__TASK TO COMPLETE__
Retype the line in which "Extract the structured" appears, then every line after it until the records end. Leave out the pictures.

Dataset records:
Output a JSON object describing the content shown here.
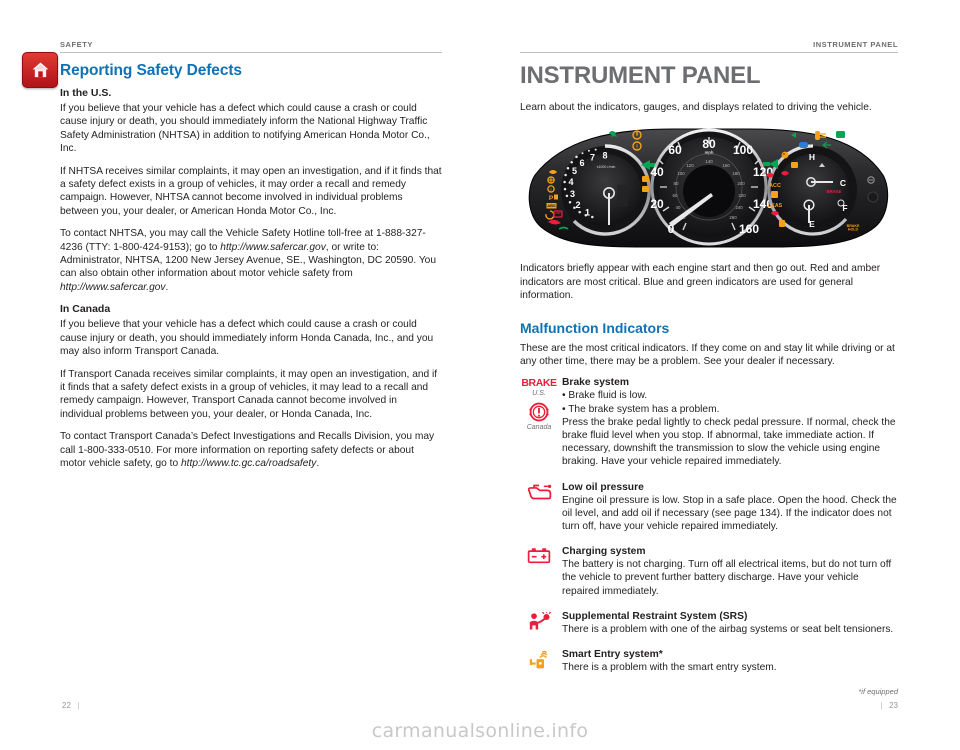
{
  "colors": {
    "accent_blue": "#0f72b5",
    "chapter_gray": "#6d6e71",
    "red": "#ed1c3a",
    "amber": "#f7a11a",
    "home_red": "#c2161c",
    "rule_gray": "#bcbec0",
    "watermark_gray": "#c7c8ca"
  },
  "watermark": "carmanualsonline.info",
  "left_page": {
    "running_head": "SAFETY",
    "home_icon": "home-icon",
    "folio": "22",
    "title": "Reporting Safety Defects",
    "sections": [
      {
        "heading": "In the U.S.",
        "paragraphs": [
          "If you believe that your vehicle has a defect which could cause a crash or could cause injury or death, you should immediately inform the National Highway Traffic Safety Administration (NHTSA) in addition to notifying American Honda Motor Co., Inc.",
          "If NHTSA receives similar complaints, it may open an investigation, and if it finds that a safety defect exists in a group of vehicles, it may order a recall and remedy campaign. However, NHTSA cannot become involved in individual problems between you, your dealer, or American Honda Motor Co., Inc."
        ],
        "contact_paragraph": {
          "part1": "To contact NHTSA, you may call the Vehicle Safety Hotline toll-free at 1-888-327-4236 (TTY: 1-800-424-9153); go to ",
          "url1": "http://www.safercar.gov",
          "part2": ", or write to: Administrator, NHTSA, 1200 New Jersey Avenue, SE., Washington, DC 20590. You can also obtain other information about motor vehicle safety from ",
          "url2": "http://www.safercar.gov",
          "part3": "."
        }
      },
      {
        "heading": "In Canada",
        "paragraphs": [
          "If you believe that your vehicle has a defect which could cause a crash or could cause injury or death, you should immediately inform Honda Canada, Inc., and you may also inform Transport Canada.",
          "If Transport Canada receives similar complaints, it may open an investigation, and if it finds that a safety defect exists in a group of vehicles, it may lead to a recall and remedy campaign. However, Transport Canada cannot become involved in individual problems between you, your dealer, or Honda Canada, Inc."
        ],
        "contact_paragraph": {
          "part1": "To contact Transport Canada’s Defect Investigations and Recalls Division, you may call 1-800-333-0510. For more information on reporting safety defects or about motor vehicle safety, go to ",
          "url1": "http://www.tc.gc.ca/roadsafety",
          "part2": ".",
          "url2": "",
          "part3": ""
        }
      }
    ]
  },
  "right_page": {
    "running_head": "INSTRUMENT PANEL",
    "folio": "23",
    "chapter_title": "INSTRUMENT PANEL",
    "intro": "Learn about the indicators, gauges, and displays related to driving the vehicle.",
    "figure_caption_paragraph": "Indicators briefly appear with each engine start and then go out. Red and amber indicators are most critical. Blue and green indicators are used for general information.",
    "section_heading": "Malfunction Indicators",
    "section_intro": "These are the most critical indicators. If they come on and stay lit while driving or at any other time, there may be a problem. See your dealer if necessary.",
    "footnote": "*if equipped",
    "indicators": [
      {
        "icon": "brake-system-icon",
        "icon_text_us": "BRAKE",
        "icon_caption_us": "U.S.",
        "icon_caption_ca": "Canada",
        "title": "Brake system",
        "bullets": [
          "• Brake fluid is low.",
          "• The brake system has a problem."
        ],
        "text": "Press the brake pedal lightly to check pedal pressure. If normal, check the brake fluid level when you stop. If abnormal, take immediate action. If necessary, downshift the transmission to slow the vehicle using engine braking. Have your vehicle repaired immediately."
      },
      {
        "icon": "low-oil-pressure-icon",
        "title": "Low oil pressure",
        "bullets": [],
        "text": "Engine oil pressure is low. Stop in a safe place. Open the hood. Check the oil level, and add oil if necessary (see page 134). If the indicator does not turn off, have your vehicle repaired immediately."
      },
      {
        "icon": "charging-system-icon",
        "title": "Charging system",
        "bullets": [],
        "text": "The battery is not charging. Turn off all electrical items, but do not turn off the vehicle to prevent further battery discharge. Have your vehicle repaired immediately."
      },
      {
        "icon": "srs-airbag-icon",
        "title": "Supplemental Restraint System (SRS)",
        "bullets": [],
        "text": "There is a problem with one of the airbag systems or seat belt tensioners."
      },
      {
        "icon": "smart-entry-icon",
        "title": "Smart Entry system*",
        "bullets": [],
        "text": "There is a problem with the smart entry system."
      }
    ],
    "instrument_cluster": {
      "tachometer": {
        "label": "x1000 r/min",
        "ticks": [
          "1",
          "2",
          "3",
          "4",
          "5",
          "6",
          "7",
          "8"
        ]
      },
      "speedometer": {
        "unit_primary": "mph",
        "unit_secondary": "km/h",
        "mph_ticks": [
          "0",
          "20",
          "40",
          "60",
          "80",
          "100",
          "120",
          "140",
          "160"
        ],
        "kmh_ticks": [
          "20",
          "40",
          "60",
          "80",
          "100",
          "120",
          "140",
          "160",
          "180",
          "200",
          "220",
          "240",
          "260"
        ]
      },
      "temp_gauge": {
        "hot": "H",
        "cold": "C"
      },
      "fuel_gauge": {
        "full": "F",
        "empty": "E"
      },
      "labels": [
        "ACC",
        "LKAS",
        "BRAKE"
      ]
    }
  }
}
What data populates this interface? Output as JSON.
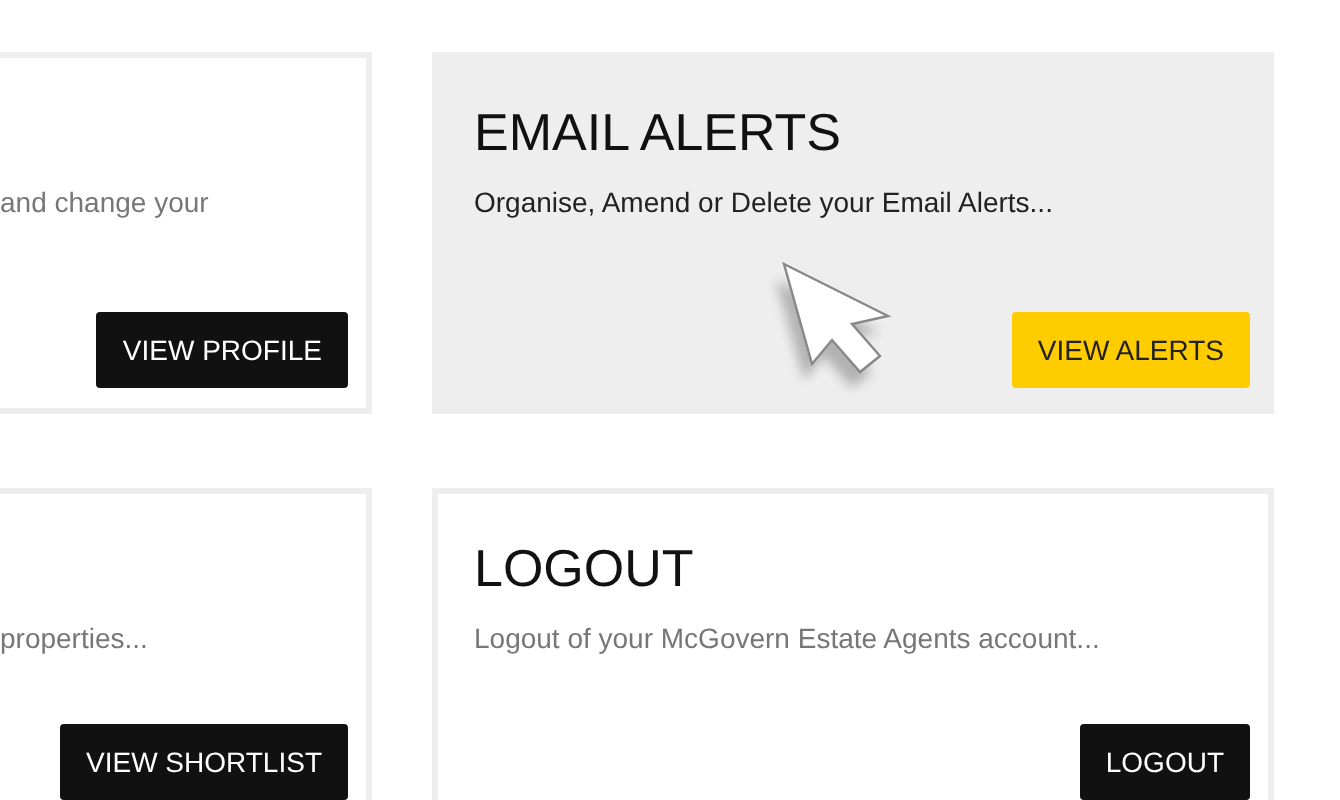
{
  "cards": [
    {
      "description": "and change your",
      "button": "VIEW PROFILE",
      "highlighted": false
    },
    {
      "title": "EMAIL ALERTS",
      "description": "Organise, Amend or Delete your Email Alerts...",
      "button": "VIEW ALERTS",
      "highlighted": true
    },
    {
      "description": "properties...",
      "button": "VIEW SHORTLIST",
      "highlighted": false
    },
    {
      "title": "LOGOUT",
      "description": "Logout of your McGovern Estate Agents account...",
      "button": "LOGOUT",
      "highlighted": false
    }
  ]
}
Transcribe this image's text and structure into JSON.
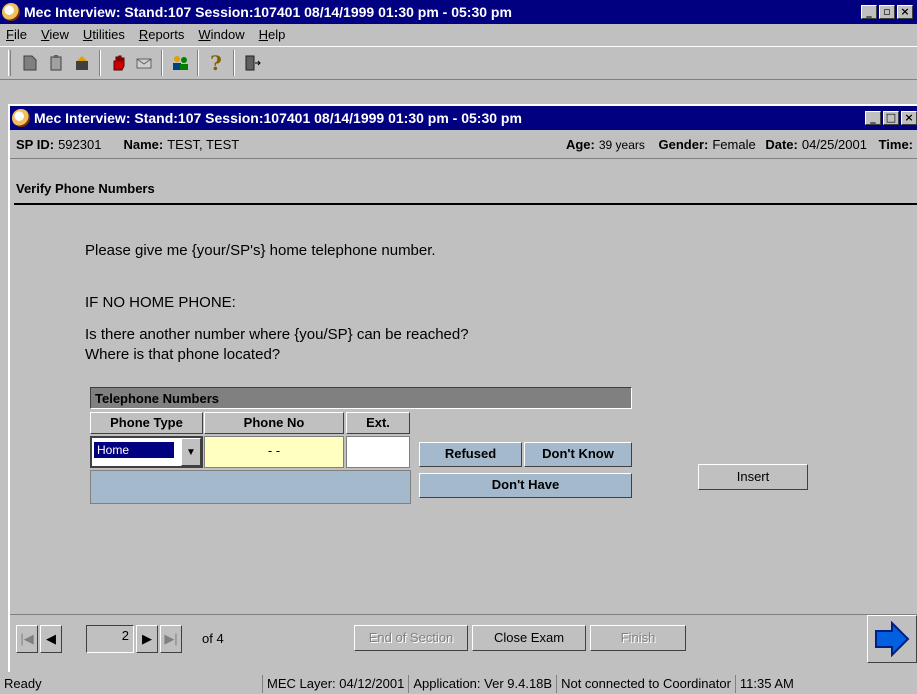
{
  "app": {
    "title": "Mec Interview: Stand:107 Session:107401 08/14/1999 01:30 pm - 05:30 pm",
    "menu": [
      "File",
      "View",
      "Utilities",
      "Reports",
      "Window",
      "Help"
    ]
  },
  "toolbar_icons": [
    "new-icon",
    "clipboard-icon",
    "open-icon",
    "stop-hand-icon",
    "mail-icon",
    "people-icon",
    "help-icon",
    "exit-door-icon"
  ],
  "child_window": {
    "title": "Mec Interview: Stand:107 Session:107401 08/14/1999 01:30 pm - 05:30 pm"
  },
  "info": {
    "sp_id_label": "SP ID:",
    "sp_id": "592301",
    "name_label": "Name:",
    "name": "TEST, TEST",
    "age_label": "Age:",
    "age": "39 years",
    "gender_label": "Gender:",
    "gender": "Female",
    "date_label": "Date:",
    "date": "04/25/2001",
    "time_label": "Time:"
  },
  "section_title": "Verify Phone Numbers",
  "question": {
    "line1": "Please give me {your/SP's} home telephone number.",
    "line2": "IF NO HOME PHONE:",
    "line3": "Is there another number where {you/SP} can be reached?",
    "line4": "Where is that phone located?"
  },
  "grid": {
    "title": "Telephone Numbers",
    "columns": [
      "Phone Type",
      "Phone No",
      "Ext."
    ],
    "row": {
      "phone_type": "Home",
      "phone_no": "- -",
      "ext": ""
    }
  },
  "buttons": {
    "refused": "Refused",
    "dont_know": "Don't Know",
    "dont_have": "Don't Have",
    "insert": "Insert",
    "end_of_section": "End of Section",
    "close_exam": "Close Exam",
    "finish": "Finish"
  },
  "pager": {
    "current": "2",
    "of": "of 4"
  },
  "status": {
    "ready": "Ready",
    "mec_layer": "MEC Layer: 04/12/2001",
    "application": "Application: Ver 9.4.18B",
    "connection": "Not connected to Coordinator",
    "time": "11:35 AM"
  }
}
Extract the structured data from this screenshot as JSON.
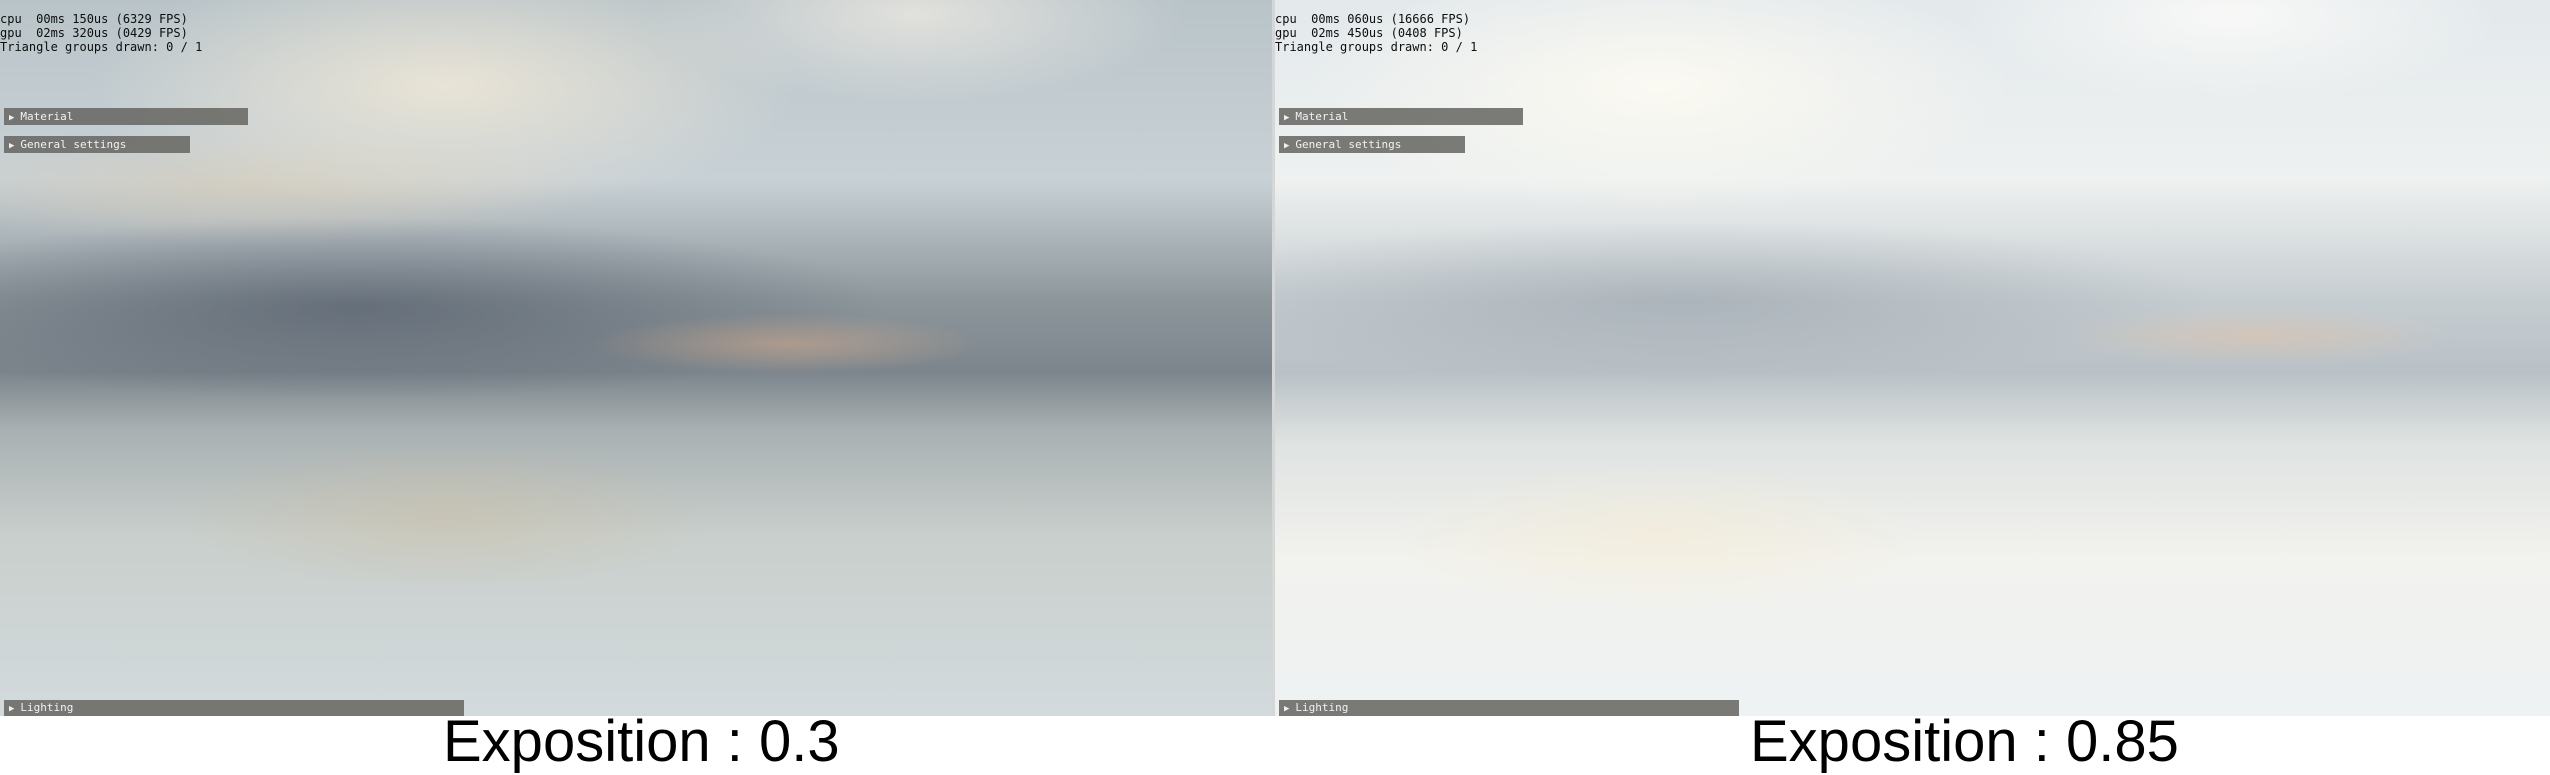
{
  "left": {
    "stats": [
      "cpu  00ms 150us (6329 FPS)",
      "gpu  02ms 320us (0429 FPS)",
      "Triangle groups drawn: 0 / 1"
    ],
    "panels": {
      "material": "Material",
      "general": "General settings",
      "lighting": "Lighting"
    },
    "caption": "Exposition : 0.3"
  },
  "right": {
    "stats": [
      "cpu  00ms 060us (16666 FPS)",
      "gpu  02ms 450us (0408 FPS)",
      "Triangle groups drawn: 0 / 1"
    ],
    "panels": {
      "material": "Material",
      "general": "General settings",
      "lighting": "Lighting"
    },
    "caption": "Exposition : 0.85"
  },
  "icons": {
    "expand": "triangle-right-icon"
  }
}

__OUTPUT FOR THIS TASK__
Extract the structured data from this screenshot as JSON.
{
  "left": {
    "stats": [
      "cpu  00ms 150us (6329 FPS)",
      "gpu  02ms 320us (0429 FPS)",
      "Triangle groups drawn: 0 / 1"
    ],
    "panels": {
      "material": "Material",
      "general": "General settings",
      "lighting": "Lighting"
    },
    "caption": "Exposition : 0.3"
  },
  "right": {
    "stats": [
      "cpu  00ms 060us (16666 FPS)",
      "gpu  02ms 450us (0408 FPS)",
      "Triangle groups drawn: 0 / 1"
    ],
    "panels": {
      "material": "Material",
      "general": "General settings",
      "lighting": "Lighting"
    },
    "caption": "Exposition : 0.85"
  },
  "icons": {
    "expand": "triangle-right-icon"
  }
}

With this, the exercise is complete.